begin Dataset

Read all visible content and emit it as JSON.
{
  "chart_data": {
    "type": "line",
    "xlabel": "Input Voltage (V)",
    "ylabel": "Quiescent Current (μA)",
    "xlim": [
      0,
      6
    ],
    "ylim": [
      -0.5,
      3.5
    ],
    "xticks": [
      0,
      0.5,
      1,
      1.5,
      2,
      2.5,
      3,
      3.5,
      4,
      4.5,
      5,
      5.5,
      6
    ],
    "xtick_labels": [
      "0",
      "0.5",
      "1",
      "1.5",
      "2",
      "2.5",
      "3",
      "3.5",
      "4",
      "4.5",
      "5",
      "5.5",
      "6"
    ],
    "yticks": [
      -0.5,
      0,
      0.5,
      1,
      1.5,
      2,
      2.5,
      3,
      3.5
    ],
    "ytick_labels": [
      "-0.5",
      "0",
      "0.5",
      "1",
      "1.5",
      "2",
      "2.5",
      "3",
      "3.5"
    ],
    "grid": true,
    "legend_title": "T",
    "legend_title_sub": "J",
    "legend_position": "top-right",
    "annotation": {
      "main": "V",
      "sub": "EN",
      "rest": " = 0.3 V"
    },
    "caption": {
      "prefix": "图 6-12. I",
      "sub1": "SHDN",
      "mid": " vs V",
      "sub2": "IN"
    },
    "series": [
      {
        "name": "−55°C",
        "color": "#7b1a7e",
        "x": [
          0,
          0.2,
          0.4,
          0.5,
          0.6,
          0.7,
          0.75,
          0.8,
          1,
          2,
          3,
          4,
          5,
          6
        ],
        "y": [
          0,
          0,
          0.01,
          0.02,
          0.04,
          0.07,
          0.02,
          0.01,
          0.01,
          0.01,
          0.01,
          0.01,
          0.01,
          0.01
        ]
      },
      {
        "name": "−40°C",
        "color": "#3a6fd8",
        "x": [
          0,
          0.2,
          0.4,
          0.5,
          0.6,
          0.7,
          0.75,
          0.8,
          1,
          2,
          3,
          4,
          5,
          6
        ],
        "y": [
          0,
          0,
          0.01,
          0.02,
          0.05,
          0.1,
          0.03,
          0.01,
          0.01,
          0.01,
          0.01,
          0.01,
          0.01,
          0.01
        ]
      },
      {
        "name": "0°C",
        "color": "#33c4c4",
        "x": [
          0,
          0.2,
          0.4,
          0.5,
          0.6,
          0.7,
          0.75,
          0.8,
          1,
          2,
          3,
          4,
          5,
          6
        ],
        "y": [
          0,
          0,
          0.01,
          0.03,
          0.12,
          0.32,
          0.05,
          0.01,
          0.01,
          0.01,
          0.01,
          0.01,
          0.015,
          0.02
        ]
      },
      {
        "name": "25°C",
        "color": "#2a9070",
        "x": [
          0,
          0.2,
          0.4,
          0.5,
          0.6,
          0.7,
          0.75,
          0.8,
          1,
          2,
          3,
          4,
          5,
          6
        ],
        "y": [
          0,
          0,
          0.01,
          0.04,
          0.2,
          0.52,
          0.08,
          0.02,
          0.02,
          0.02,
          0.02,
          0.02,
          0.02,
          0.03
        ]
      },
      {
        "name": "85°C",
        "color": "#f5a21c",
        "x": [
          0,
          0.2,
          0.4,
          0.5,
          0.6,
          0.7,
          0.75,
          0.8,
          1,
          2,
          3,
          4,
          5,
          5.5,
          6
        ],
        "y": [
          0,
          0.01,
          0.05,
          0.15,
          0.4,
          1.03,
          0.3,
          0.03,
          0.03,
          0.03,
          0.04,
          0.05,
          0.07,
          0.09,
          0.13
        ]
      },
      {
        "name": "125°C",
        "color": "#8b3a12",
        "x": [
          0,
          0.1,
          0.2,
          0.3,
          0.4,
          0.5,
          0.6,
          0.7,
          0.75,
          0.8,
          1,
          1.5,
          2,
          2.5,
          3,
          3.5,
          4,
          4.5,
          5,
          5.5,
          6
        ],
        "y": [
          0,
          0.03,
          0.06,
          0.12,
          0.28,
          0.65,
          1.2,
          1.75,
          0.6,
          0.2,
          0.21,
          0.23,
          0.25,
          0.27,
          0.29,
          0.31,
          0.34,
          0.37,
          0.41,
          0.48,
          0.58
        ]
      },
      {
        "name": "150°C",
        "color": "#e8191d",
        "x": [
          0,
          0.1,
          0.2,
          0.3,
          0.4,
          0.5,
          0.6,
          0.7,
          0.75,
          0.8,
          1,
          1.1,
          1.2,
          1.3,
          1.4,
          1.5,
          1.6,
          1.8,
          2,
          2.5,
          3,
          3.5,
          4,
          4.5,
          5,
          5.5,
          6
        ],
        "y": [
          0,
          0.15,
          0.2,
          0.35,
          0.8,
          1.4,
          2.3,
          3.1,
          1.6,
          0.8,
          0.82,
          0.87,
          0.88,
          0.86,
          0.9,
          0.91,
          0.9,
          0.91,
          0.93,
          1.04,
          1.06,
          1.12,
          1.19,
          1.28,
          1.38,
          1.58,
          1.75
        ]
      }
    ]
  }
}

end Dataset

Send back each record exactly as it stands.

The completed task
Read all visible content and emit it as JSON.
{
  "chart_data": {
    "type": "line",
    "xlabel": "Input Voltage (V)",
    "ylabel": "Quiescent Current (μA)",
    "xlim": [
      0,
      6
    ],
    "ylim": [
      -0.5,
      3.5
    ],
    "xticks": [
      0,
      0.5,
      1,
      1.5,
      2,
      2.5,
      3,
      3.5,
      4,
      4.5,
      5,
      5.5,
      6
    ],
    "xtick_labels": [
      "0",
      "0.5",
      "1",
      "1.5",
      "2",
      "2.5",
      "3",
      "3.5",
      "4",
      "4.5",
      "5",
      "5.5",
      "6"
    ],
    "yticks": [
      -0.5,
      0,
      0.5,
      1,
      1.5,
      2,
      2.5,
      3,
      3.5
    ],
    "ytick_labels": [
      "-0.5",
      "0",
      "0.5",
      "1",
      "1.5",
      "2",
      "2.5",
      "3",
      "3.5"
    ],
    "grid": true,
    "legend_title": "T",
    "legend_title_sub": "J",
    "legend_position": "top-right",
    "annotation": {
      "main": "V",
      "sub": "EN",
      "rest": " = 0.3 V"
    },
    "caption": {
      "prefix": "图 6-12. I",
      "sub1": "SHDN",
      "mid": " vs V",
      "sub2": "IN"
    },
    "series": [
      {
        "name": "−55°C",
        "color": "#7b1a7e",
        "x": [
          0,
          0.2,
          0.4,
          0.5,
          0.6,
          0.7,
          0.75,
          0.8,
          1,
          2,
          3,
          4,
          5,
          6
        ],
        "y": [
          0,
          0,
          0.01,
          0.02,
          0.04,
          0.07,
          0.02,
          0.01,
          0.01,
          0.01,
          0.01,
          0.01,
          0.01,
          0.01
        ]
      },
      {
        "name": "−40°C",
        "color": "#3a6fd8",
        "x": [
          0,
          0.2,
          0.4,
          0.5,
          0.6,
          0.7,
          0.75,
          0.8,
          1,
          2,
          3,
          4,
          5,
          6
        ],
        "y": [
          0,
          0,
          0.01,
          0.02,
          0.05,
          0.1,
          0.03,
          0.01,
          0.01,
          0.01,
          0.01,
          0.01,
          0.01,
          0.01
        ]
      },
      {
        "name": "0°C",
        "color": "#33c4c4",
        "x": [
          0,
          0.2,
          0.4,
          0.5,
          0.6,
          0.7,
          0.75,
          0.8,
          1,
          2,
          3,
          4,
          5,
          6
        ],
        "y": [
          0,
          0,
          0.01,
          0.03,
          0.12,
          0.32,
          0.05,
          0.01,
          0.01,
          0.01,
          0.01,
          0.01,
          0.015,
          0.02
        ]
      },
      {
        "name": "25°C",
        "color": "#2a9070",
        "x": [
          0,
          0.2,
          0.4,
          0.5,
          0.6,
          0.7,
          0.75,
          0.8,
          1,
          2,
          3,
          4,
          5,
          6
        ],
        "y": [
          0,
          0,
          0.01,
          0.04,
          0.2,
          0.52,
          0.08,
          0.02,
          0.02,
          0.02,
          0.02,
          0.02,
          0.02,
          0.03
        ]
      },
      {
        "name": "85°C",
        "color": "#f5a21c",
        "x": [
          0,
          0.2,
          0.4,
          0.5,
          0.6,
          0.7,
          0.75,
          0.8,
          1,
          2,
          3,
          4,
          5,
          5.5,
          6
        ],
        "y": [
          0,
          0.01,
          0.05,
          0.15,
          0.4,
          1.03,
          0.3,
          0.03,
          0.03,
          0.03,
          0.04,
          0.05,
          0.07,
          0.09,
          0.13
        ]
      },
      {
        "name": "125°C",
        "color": "#8b3a12",
        "x": [
          0,
          0.1,
          0.2,
          0.3,
          0.4,
          0.5,
          0.6,
          0.7,
          0.75,
          0.8,
          1,
          1.5,
          2,
          2.5,
          3,
          3.5,
          4,
          4.5,
          5,
          5.5,
          6
        ],
        "y": [
          0,
          0.03,
          0.06,
          0.12,
          0.28,
          0.65,
          1.2,
          1.75,
          0.6,
          0.2,
          0.21,
          0.23,
          0.25,
          0.27,
          0.29,
          0.31,
          0.34,
          0.37,
          0.41,
          0.48,
          0.58
        ]
      },
      {
        "name": "150°C",
        "color": "#e8191d",
        "x": [
          0,
          0.1,
          0.2,
          0.3,
          0.4,
          0.5,
          0.6,
          0.7,
          0.75,
          0.8,
          1,
          1.1,
          1.2,
          1.3,
          1.4,
          1.5,
          1.6,
          1.8,
          2,
          2.5,
          3,
          3.5,
          4,
          4.5,
          5,
          5.5,
          6
        ],
        "y": [
          0,
          0.15,
          0.2,
          0.35,
          0.8,
          1.4,
          2.3,
          3.1,
          1.6,
          0.8,
          0.82,
          0.87,
          0.88,
          0.86,
          0.9,
          0.91,
          0.9,
          0.91,
          0.93,
          1.04,
          1.06,
          1.12,
          1.19,
          1.28,
          1.38,
          1.58,
          1.75
        ]
      }
    ]
  }
}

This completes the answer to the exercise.